Nothing in the records may be left out or altered; reproduce them all exactly.

▬▬▬▬▬▬

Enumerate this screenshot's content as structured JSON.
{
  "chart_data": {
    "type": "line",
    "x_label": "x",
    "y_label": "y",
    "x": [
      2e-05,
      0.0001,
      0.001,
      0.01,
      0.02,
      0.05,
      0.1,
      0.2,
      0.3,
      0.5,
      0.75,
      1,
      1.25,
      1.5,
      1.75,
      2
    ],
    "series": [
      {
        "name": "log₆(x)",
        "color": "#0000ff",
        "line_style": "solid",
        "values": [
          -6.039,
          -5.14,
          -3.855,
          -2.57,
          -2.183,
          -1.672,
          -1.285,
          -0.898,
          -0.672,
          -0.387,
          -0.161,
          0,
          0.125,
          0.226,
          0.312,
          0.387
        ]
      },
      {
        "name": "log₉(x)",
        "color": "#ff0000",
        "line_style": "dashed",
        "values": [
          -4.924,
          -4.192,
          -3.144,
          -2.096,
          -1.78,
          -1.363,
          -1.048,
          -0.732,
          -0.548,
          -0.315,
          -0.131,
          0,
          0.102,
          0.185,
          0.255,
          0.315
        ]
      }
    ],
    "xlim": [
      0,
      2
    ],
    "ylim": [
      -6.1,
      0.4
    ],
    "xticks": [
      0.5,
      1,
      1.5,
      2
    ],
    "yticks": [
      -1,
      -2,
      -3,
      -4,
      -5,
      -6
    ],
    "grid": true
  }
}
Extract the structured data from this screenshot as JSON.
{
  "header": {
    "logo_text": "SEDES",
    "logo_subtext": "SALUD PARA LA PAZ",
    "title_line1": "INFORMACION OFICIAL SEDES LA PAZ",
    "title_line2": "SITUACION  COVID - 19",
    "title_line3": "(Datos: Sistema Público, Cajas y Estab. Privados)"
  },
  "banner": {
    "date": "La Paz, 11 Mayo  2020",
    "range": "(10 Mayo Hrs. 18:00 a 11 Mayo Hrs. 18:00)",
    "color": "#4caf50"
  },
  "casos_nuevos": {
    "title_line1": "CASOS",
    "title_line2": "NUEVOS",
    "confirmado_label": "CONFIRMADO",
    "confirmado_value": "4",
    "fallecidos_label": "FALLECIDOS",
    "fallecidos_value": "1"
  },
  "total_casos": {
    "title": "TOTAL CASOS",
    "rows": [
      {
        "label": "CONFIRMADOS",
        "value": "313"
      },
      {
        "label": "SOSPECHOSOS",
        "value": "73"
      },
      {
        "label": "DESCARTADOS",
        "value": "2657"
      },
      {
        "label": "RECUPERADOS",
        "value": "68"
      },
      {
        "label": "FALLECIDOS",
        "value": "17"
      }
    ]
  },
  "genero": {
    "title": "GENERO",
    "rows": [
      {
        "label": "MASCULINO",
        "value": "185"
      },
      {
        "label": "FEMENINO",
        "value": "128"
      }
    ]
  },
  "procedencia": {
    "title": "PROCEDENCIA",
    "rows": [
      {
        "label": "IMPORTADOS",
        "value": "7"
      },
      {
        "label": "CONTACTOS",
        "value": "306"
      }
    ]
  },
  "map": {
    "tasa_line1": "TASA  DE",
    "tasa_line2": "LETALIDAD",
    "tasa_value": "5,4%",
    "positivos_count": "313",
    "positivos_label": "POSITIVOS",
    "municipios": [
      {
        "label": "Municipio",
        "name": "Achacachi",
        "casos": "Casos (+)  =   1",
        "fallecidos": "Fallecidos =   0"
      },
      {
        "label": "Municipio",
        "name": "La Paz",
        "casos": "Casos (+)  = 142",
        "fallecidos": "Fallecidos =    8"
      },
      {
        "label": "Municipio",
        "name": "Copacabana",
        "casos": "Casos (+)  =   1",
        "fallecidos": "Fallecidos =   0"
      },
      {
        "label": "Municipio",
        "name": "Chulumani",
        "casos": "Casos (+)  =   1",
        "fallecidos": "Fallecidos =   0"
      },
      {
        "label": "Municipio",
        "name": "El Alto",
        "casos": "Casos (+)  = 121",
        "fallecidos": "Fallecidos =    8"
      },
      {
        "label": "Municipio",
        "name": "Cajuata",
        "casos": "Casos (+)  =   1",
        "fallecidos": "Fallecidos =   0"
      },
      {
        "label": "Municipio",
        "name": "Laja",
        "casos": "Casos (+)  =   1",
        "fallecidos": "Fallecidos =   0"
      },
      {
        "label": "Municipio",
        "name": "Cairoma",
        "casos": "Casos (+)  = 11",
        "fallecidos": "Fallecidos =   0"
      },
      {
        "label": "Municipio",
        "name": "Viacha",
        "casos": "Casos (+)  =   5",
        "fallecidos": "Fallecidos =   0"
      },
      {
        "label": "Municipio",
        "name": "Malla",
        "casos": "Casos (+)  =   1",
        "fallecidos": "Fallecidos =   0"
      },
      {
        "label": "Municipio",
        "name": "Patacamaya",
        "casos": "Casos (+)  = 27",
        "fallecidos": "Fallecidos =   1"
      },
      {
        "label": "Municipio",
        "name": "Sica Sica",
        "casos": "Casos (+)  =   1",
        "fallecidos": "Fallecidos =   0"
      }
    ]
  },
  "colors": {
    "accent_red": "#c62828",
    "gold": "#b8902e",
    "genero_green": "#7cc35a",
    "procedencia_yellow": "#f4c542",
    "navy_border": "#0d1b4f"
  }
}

▬▬▬▬▬▬

Completed exercise
Enumerate this screenshot's content as structured JSON.
{
  "chart_data": {
    "type": "line",
    "x_label": "x",
    "y_label": "y",
    "x": [
      2e-05,
      0.0001,
      0.001,
      0.01,
      0.02,
      0.05,
      0.1,
      0.2,
      0.3,
      0.5,
      0.75,
      1,
      1.25,
      1.5,
      1.75,
      2
    ],
    "series": [
      {
        "name": "log₆(x)",
        "color": "#0000ff",
        "line_style": "solid",
        "values": [
          -6.039,
          -5.14,
          -3.855,
          -2.57,
          -2.183,
          -1.672,
          -1.285,
          -0.898,
          -0.672,
          -0.387,
          -0.161,
          0,
          0.125,
          0.226,
          0.312,
          0.387
        ]
      },
      {
        "name": "log₉(x)",
        "color": "#ff0000",
        "line_style": "dashed",
        "values": [
          -4.924,
          -4.192,
          -3.144,
          -2.096,
          -1.78,
          -1.363,
          -1.048,
          -0.732,
          -0.548,
          -0.315,
          -0.131,
          0,
          0.102,
          0.185,
          0.255,
          0.315
        ]
      }
    ],
    "xlim": [
      0,
      2
    ],
    "ylim": [
      -6.1,
      0.4
    ],
    "xticks": [
      0.5,
      1,
      1.5,
      2
    ],
    "yticks": [
      -1,
      -2,
      -3,
      -4,
      -5,
      -6
    ],
    "grid": true
  }
}
Extract the structured data from this screenshot as JSON.
{
  "header": {
    "logo_text": "SEDES",
    "logo_subtext": "SALUD PARA LA PAZ",
    "title_line1": "INFORMACION OFICIAL SEDES LA PAZ",
    "title_line2": "SITUACION  COVID - 19",
    "title_line3": "(Datos: Sistema Público, Cajas y Estab. Privados)"
  },
  "banner": {
    "date": "La Paz, 11 Mayo  2020",
    "range": "(10 Mayo Hrs. 18:00 a 11 Mayo Hrs. 18:00)",
    "color": "#4caf50"
  },
  "casos_nuevos": {
    "title_line1": "CASOS",
    "title_line2": "NUEVOS",
    "confirmado_label": "CONFIRMADO",
    "confirmado_value": "4",
    "fallecidos_label": "FALLECIDOS",
    "fallecidos_value": "1"
  },
  "total_casos": {
    "title": "TOTAL CASOS",
    "rows": [
      {
        "label": "CONFIRMADOS",
        "value": "313"
      },
      {
        "label": "SOSPECHOSOS",
        "value": "73"
      },
      {
        "label": "DESCARTADOS",
        "value": "2657"
      },
      {
        "label": "RECUPERADOS",
        "value": "68"
      },
      {
        "label": "FALLECIDOS",
        "value": "17"
      }
    ]
  },
  "genero": {
    "title": "GENERO",
    "rows": [
      {
        "label": "MASCULINO",
        "value": "185"
      },
      {
        "label": "FEMENINO",
        "value": "128"
      }
    ]
  },
  "procedencia": {
    "title": "PROCEDENCIA",
    "rows": [
      {
        "label": "IMPORTADOS",
        "value": "7"
      },
      {
        "label": "CONTACTOS",
        "value": "306"
      }
    ]
  },
  "map": {
    "tasa_line1": "TASA  DE",
    "tasa_line2": "LETALIDAD",
    "tasa_value": "5,4%",
    "positivos_count": "313",
    "positivos_label": "POSITIVOS",
    "municipios": [
      {
        "label": "Municipio",
        "name": "Achacachi",
        "casos": "Casos (+)  =   1",
        "fallecidos": "Fallecidos =   0"
      },
      {
        "label": "Municipio",
        "name": "La Paz",
        "casos": "Casos (+)  = 142",
        "fallecidos": "Fallecidos =    8"
      },
      {
        "label": "Municipio",
        "name": "Copacabana",
        "casos": "Casos (+)  =   1",
        "fallecidos": "Fallecidos =   0"
      },
      {
        "label": "Municipio",
        "name": "Chulumani",
        "casos": "Casos (+)  =   1",
        "fallecidos": "Fallecidos =   0"
      },
      {
        "label": "Municipio",
        "name": "El Alto",
        "casos": "Casos (+)  = 121",
        "fallecidos": "Fallecidos =    8"
      },
      {
        "label": "Municipio",
        "name": "Cajuata",
        "casos": "Casos (+)  =   1",
        "fallecidos": "Fallecidos =   0"
      },
      {
        "label": "Municipio",
        "name": "Laja",
        "casos": "Casos (+)  =   1",
        "fallecidos": "Fallecidos =   0"
      },
      {
        "label": "Municipio",
        "name": "Cairoma",
        "casos": "Casos (+)  = 11",
        "fallecidos": "Fallecidos =   0"
      },
      {
        "label": "Municipio",
        "name": "Viacha",
        "casos": "Casos (+)  =   5",
        "fallecidos": "Fallecidos =   0"
      },
      {
        "label": "Municipio",
        "name": "Malla",
        "casos": "Casos (+)  =   1",
        "fallecidos": "Fallecidos =   0"
      },
      {
        "label": "Municipio",
        "name": "Patacamaya",
        "casos": "Casos (+)  = 27",
        "fallecidos": "Fallecidos =   1"
      },
      {
        "label": "Municipio",
        "name": "Sica Sica",
        "casos": "Casos (+)  =   1",
        "fallecidos": "Fallecidos =   0"
      }
    ]
  },
  "colors": {
    "accent_red": "#c62828",
    "gold": "#b8902e",
    "genero_green": "#7cc35a",
    "procedencia_yellow": "#f4c542",
    "navy_border": "#0d1b4f"
  }
}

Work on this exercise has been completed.